** begin Dataset records **

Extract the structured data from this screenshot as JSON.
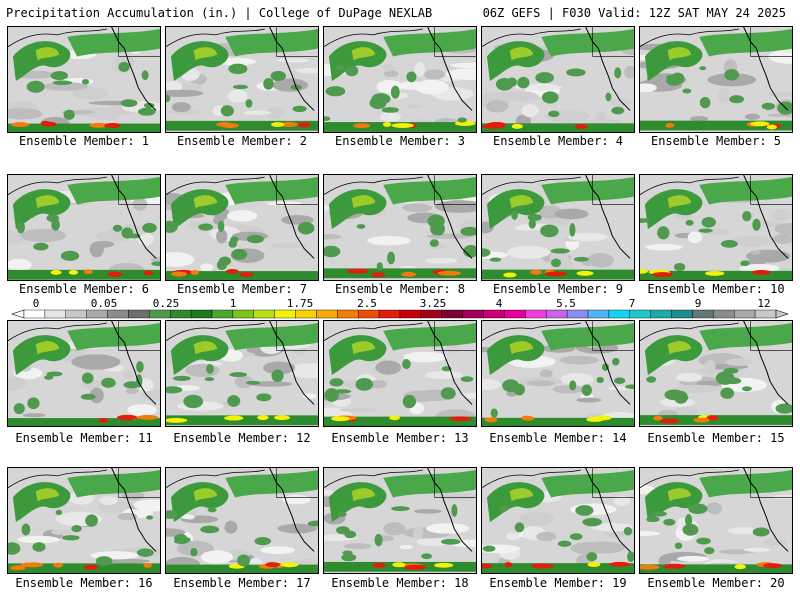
{
  "header": {
    "title_left": "Precipitation Accumulation (in.) | College of DuPage NEXLAB",
    "title_right": "06Z GEFS | F030 Valid: 12Z SAT MAY 24 2025"
  },
  "colorbar": {
    "labels": [
      "0",
      "0.05",
      "0.25",
      "1",
      "1.75",
      "2.5",
      "3.25",
      "4",
      "5.5",
      "7",
      "9",
      "12"
    ],
    "colors": [
      "#ffffff",
      "#e6e6e6",
      "#c8c8c8",
      "#aaaaaa",
      "#8c8c8c",
      "#6e6e6e",
      "#4f9a4f",
      "#2e8b2e",
      "#1f7a1f",
      "#4aa82a",
      "#7cc41e",
      "#b8de14",
      "#f2f20a",
      "#f7d20a",
      "#f7a80a",
      "#f07c0a",
      "#e8500a",
      "#e01e0a",
      "#c8000a",
      "#a0001e",
      "#7a0032",
      "#a0005a",
      "#c8007a",
      "#e600a0",
      "#f03cdc",
      "#c864f0",
      "#8c8cf5",
      "#50b4f5",
      "#14d2f0",
      "#1ec8c8",
      "#1eaaaa",
      "#1e8c8c",
      "#647878",
      "#8c8c8c",
      "#a8a8a8",
      "#c8c8c8"
    ]
  },
  "panels": [
    {
      "caption": "Ensemble Member: 1"
    },
    {
      "caption": "Ensemble Member: 2"
    },
    {
      "caption": "Ensemble Member: 3"
    },
    {
      "caption": "Ensemble Member: 4"
    },
    {
      "caption": "Ensemble Member: 5"
    },
    {
      "caption": "Ensemble Member: 6"
    },
    {
      "caption": "Ensemble Member: 7"
    },
    {
      "caption": "Ensemble Member: 8"
    },
    {
      "caption": "Ensemble Member: 9"
    },
    {
      "caption": "Ensemble Member: 10"
    },
    {
      "caption": "Ensemble Member: 11"
    },
    {
      "caption": "Ensemble Member: 12"
    },
    {
      "caption": "Ensemble Member: 13"
    },
    {
      "caption": "Ensemble Member: 14"
    },
    {
      "caption": "Ensemble Member: 15"
    },
    {
      "caption": "Ensemble Member: 16"
    },
    {
      "caption": "Ensemble Member: 17"
    },
    {
      "caption": "Ensemble Member: 18"
    },
    {
      "caption": "Ensemble Member: 19"
    },
    {
      "caption": "Ensemble Member: 20"
    }
  ]
}
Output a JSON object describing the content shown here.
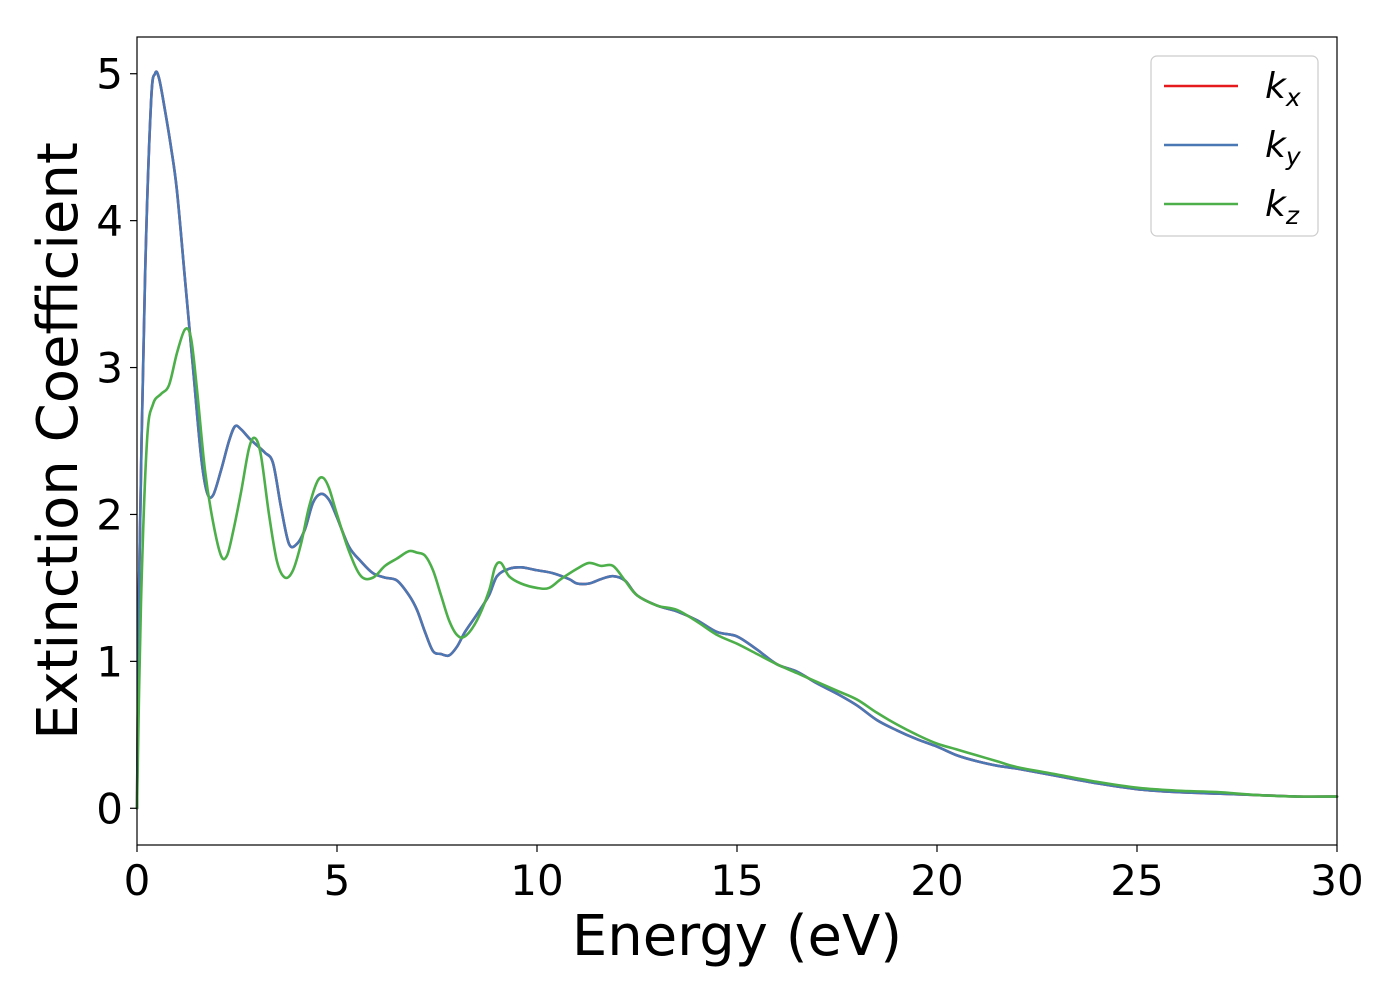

** end Dataset records **

__Instructions for the task__
Write down only the number of lines that contain the string "JSON" in the listing.

__Solved exercise__
2